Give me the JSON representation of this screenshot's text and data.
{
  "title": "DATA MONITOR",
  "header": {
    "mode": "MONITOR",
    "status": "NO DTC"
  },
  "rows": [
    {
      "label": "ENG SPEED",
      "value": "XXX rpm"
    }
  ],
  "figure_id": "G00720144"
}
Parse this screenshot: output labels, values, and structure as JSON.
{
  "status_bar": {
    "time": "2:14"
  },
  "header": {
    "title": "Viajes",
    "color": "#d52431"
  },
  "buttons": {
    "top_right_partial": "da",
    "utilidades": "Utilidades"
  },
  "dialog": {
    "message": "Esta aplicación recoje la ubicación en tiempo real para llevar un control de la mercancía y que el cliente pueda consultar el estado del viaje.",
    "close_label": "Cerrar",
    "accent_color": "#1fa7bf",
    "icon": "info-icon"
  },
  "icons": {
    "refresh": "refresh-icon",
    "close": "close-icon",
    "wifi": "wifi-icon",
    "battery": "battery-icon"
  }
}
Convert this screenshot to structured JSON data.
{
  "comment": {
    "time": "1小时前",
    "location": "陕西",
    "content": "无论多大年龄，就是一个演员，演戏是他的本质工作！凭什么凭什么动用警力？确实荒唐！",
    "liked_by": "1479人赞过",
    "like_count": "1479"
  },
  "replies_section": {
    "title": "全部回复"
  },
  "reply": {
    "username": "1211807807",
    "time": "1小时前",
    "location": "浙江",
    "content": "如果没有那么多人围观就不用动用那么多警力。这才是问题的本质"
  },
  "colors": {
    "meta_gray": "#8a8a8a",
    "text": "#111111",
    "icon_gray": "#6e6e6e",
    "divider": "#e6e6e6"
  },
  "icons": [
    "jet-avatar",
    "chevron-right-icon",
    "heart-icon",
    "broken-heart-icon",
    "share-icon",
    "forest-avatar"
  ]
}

==

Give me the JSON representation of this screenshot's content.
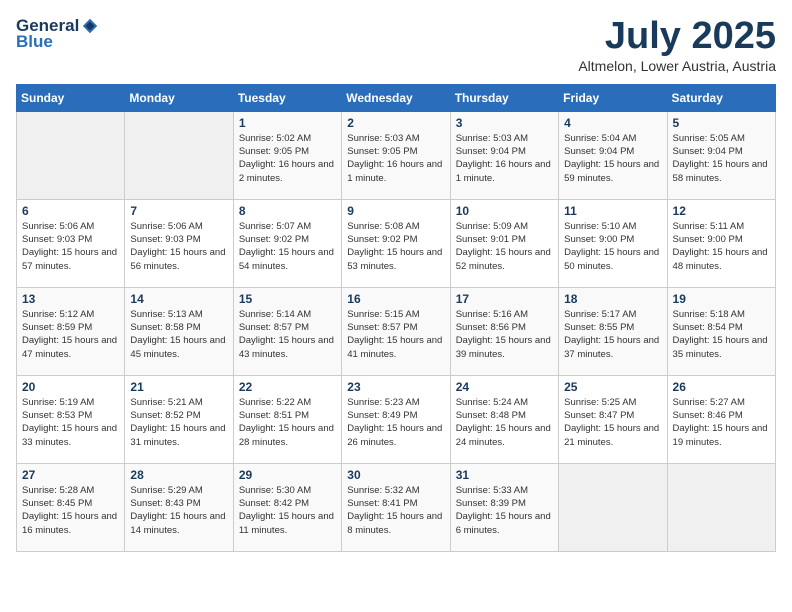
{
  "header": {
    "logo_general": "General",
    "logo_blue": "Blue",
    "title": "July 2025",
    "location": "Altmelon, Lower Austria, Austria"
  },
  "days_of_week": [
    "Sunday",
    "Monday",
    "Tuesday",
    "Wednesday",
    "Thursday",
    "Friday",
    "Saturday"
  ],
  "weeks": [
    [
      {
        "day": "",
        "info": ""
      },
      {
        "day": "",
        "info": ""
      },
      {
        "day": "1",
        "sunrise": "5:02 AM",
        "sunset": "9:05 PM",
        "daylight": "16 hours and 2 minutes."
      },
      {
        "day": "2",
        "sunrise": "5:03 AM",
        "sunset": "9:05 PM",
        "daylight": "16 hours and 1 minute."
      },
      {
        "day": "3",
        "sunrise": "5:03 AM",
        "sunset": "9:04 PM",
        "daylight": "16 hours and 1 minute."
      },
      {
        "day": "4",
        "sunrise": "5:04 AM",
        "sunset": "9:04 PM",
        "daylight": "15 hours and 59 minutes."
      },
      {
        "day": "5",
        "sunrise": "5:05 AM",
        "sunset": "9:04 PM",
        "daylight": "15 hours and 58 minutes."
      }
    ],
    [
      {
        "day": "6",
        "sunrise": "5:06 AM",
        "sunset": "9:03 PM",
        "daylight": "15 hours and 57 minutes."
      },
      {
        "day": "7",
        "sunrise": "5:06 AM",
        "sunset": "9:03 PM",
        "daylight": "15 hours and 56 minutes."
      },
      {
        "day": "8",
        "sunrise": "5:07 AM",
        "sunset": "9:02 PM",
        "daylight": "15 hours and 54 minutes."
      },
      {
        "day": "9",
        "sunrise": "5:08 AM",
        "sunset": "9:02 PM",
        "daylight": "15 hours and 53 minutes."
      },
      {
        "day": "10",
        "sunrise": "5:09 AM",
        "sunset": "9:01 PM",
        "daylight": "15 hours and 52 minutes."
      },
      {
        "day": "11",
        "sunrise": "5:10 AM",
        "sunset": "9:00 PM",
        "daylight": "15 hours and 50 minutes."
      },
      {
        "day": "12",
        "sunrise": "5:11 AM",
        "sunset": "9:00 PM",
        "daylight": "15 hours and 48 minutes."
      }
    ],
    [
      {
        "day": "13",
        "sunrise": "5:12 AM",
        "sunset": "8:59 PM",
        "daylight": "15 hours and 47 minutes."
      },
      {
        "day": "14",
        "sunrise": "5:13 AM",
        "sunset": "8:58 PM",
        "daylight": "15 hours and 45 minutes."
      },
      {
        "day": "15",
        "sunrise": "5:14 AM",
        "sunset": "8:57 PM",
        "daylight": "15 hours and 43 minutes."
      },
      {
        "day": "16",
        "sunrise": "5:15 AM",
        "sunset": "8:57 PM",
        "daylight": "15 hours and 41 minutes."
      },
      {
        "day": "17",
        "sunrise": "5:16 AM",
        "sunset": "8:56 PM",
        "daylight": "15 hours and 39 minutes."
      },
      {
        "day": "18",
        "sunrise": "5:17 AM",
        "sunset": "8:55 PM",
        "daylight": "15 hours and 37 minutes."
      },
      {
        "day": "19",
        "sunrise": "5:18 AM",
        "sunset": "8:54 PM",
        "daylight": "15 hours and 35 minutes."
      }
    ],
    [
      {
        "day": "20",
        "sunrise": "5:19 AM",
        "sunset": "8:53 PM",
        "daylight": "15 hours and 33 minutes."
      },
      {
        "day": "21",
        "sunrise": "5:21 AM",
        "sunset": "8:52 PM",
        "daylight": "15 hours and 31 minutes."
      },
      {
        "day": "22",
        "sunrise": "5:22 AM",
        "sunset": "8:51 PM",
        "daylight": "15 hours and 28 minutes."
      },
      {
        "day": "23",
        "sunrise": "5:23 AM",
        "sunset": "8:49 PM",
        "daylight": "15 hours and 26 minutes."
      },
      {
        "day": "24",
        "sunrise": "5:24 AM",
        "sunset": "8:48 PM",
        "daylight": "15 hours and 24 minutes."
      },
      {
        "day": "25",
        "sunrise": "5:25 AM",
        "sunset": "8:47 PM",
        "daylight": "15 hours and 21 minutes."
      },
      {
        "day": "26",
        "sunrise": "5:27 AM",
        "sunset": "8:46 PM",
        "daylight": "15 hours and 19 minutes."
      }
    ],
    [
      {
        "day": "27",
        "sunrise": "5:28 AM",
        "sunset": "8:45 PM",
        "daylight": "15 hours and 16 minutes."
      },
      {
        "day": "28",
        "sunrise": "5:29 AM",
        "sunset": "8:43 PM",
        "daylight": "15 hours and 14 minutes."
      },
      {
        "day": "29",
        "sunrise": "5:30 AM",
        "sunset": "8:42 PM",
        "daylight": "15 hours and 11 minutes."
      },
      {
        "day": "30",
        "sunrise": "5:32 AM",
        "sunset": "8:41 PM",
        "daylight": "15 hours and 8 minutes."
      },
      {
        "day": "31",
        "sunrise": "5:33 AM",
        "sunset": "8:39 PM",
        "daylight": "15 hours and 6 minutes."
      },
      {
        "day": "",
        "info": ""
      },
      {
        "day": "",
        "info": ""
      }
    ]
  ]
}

▶ TASK
List every line above containing the word "Give".

▶ REPLY TO THE TASK
Give me the JSON representation of this screenshot's text and data.
Give me the JSON representation of this screenshot's content.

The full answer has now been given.